• **Exercise task**
Leave out the pictures and copy everything else in the entries exactly.

• **Supplied records**

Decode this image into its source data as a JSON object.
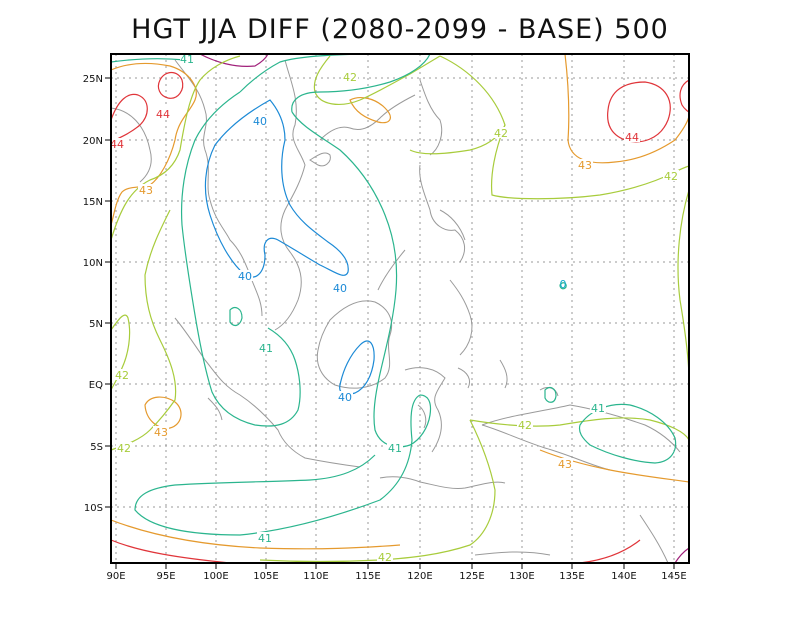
{
  "title": "HGT JJA DIFF (2080-2099 - BASE) 500",
  "x_ticks": [
    "90E",
    "95E",
    "100E",
    "105E",
    "110E",
    "115E",
    "120E",
    "125E",
    "130E",
    "135E",
    "140E",
    "145E"
  ],
  "y_ticks": [
    "25N",
    "20N",
    "15N",
    "10N",
    "5N",
    "EQ",
    "5S",
    "10S"
  ],
  "contour_labels": [
    {
      "text": "41",
      "color": "#2bb58e"
    },
    {
      "text": "42",
      "color": "#a8cc3c"
    },
    {
      "text": "44",
      "color": "#e0353a"
    },
    {
      "text": "44",
      "color": "#e0353a"
    },
    {
      "text": "40",
      "color": "#1c8ad6"
    },
    {
      "text": "44",
      "color": "#e0353a"
    },
    {
      "text": "42",
      "color": "#a8cc3c"
    },
    {
      "text": "43",
      "color": "#e59a2e"
    },
    {
      "text": "43",
      "color": "#e59a2e"
    },
    {
      "text": "42",
      "color": "#a8cc3c"
    },
    {
      "text": "40",
      "color": "#1c8ad6"
    },
    {
      "text": "40",
      "color": "#1c8ad6"
    },
    {
      "text": "0",
      "color": "#11aacc"
    },
    {
      "text": "41",
      "color": "#2bb58e"
    },
    {
      "text": "42",
      "color": "#a8cc3c"
    },
    {
      "text": "40",
      "color": "#1c8ad6"
    },
    {
      "text": "41",
      "color": "#2bb58e"
    },
    {
      "text": "43",
      "color": "#e59a2e"
    },
    {
      "text": "42",
      "color": "#a8cc3c"
    },
    {
      "text": "41",
      "color": "#2bb58e"
    },
    {
      "text": "42",
      "color": "#a8cc3c"
    },
    {
      "text": "43",
      "color": "#e59a2e"
    },
    {
      "text": "41",
      "color": "#2bb58e"
    },
    {
      "text": "42",
      "color": "#a8cc3c"
    }
  ],
  "colors": {
    "c40": "#1c8ad6",
    "c41": "#2bb58e",
    "c42": "#a8cc3c",
    "c43": "#e59a2e",
    "c44": "#e0353a",
    "c45": "#a0207a",
    "land": "#9a9a9a",
    "grid": "#999999"
  }
}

• **Full solution**
Decode this image into its source data as a JSON object.
{
  "title": "HGT JJA DIFF (2080-2099 - BASE) 500",
  "x_ticks": [
    "90E",
    "95E",
    "100E",
    "105E",
    "110E",
    "115E",
    "120E",
    "125E",
    "130E",
    "135E",
    "140E",
    "145E"
  ],
  "y_ticks": [
    "25N",
    "20N",
    "15N",
    "10N",
    "5N",
    "EQ",
    "5S",
    "10S"
  ],
  "contour_labels": [
    {
      "text": "41",
      "color": "#2bb58e"
    },
    {
      "text": "42",
      "color": "#a8cc3c"
    },
    {
      "text": "44",
      "color": "#e0353a"
    },
    {
      "text": "44",
      "color": "#e0353a"
    },
    {
      "text": "40",
      "color": "#1c8ad6"
    },
    {
      "text": "44",
      "color": "#e0353a"
    },
    {
      "text": "42",
      "color": "#a8cc3c"
    },
    {
      "text": "43",
      "color": "#e59a2e"
    },
    {
      "text": "43",
      "color": "#e59a2e"
    },
    {
      "text": "42",
      "color": "#a8cc3c"
    },
    {
      "text": "40",
      "color": "#1c8ad6"
    },
    {
      "text": "40",
      "color": "#1c8ad6"
    },
    {
      "text": "0",
      "color": "#11aacc"
    },
    {
      "text": "41",
      "color": "#2bb58e"
    },
    {
      "text": "42",
      "color": "#a8cc3c"
    },
    {
      "text": "40",
      "color": "#1c8ad6"
    },
    {
      "text": "41",
      "color": "#2bb58e"
    },
    {
      "text": "43",
      "color": "#e59a2e"
    },
    {
      "text": "42",
      "color": "#a8cc3c"
    },
    {
      "text": "41",
      "color": "#2bb58e"
    },
    {
      "text": "42",
      "color": "#a8cc3c"
    },
    {
      "text": "43",
      "color": "#e59a2e"
    },
    {
      "text": "41",
      "color": "#2bb58e"
    },
    {
      "text": "42",
      "color": "#a8cc3c"
    }
  ],
  "colors": {
    "c40": "#1c8ad6",
    "c41": "#2bb58e",
    "c42": "#a8cc3c",
    "c43": "#e59a2e",
    "c44": "#e0353a",
    "c45": "#a0207a",
    "land": "#9a9a9a",
    "grid": "#999999"
  }
}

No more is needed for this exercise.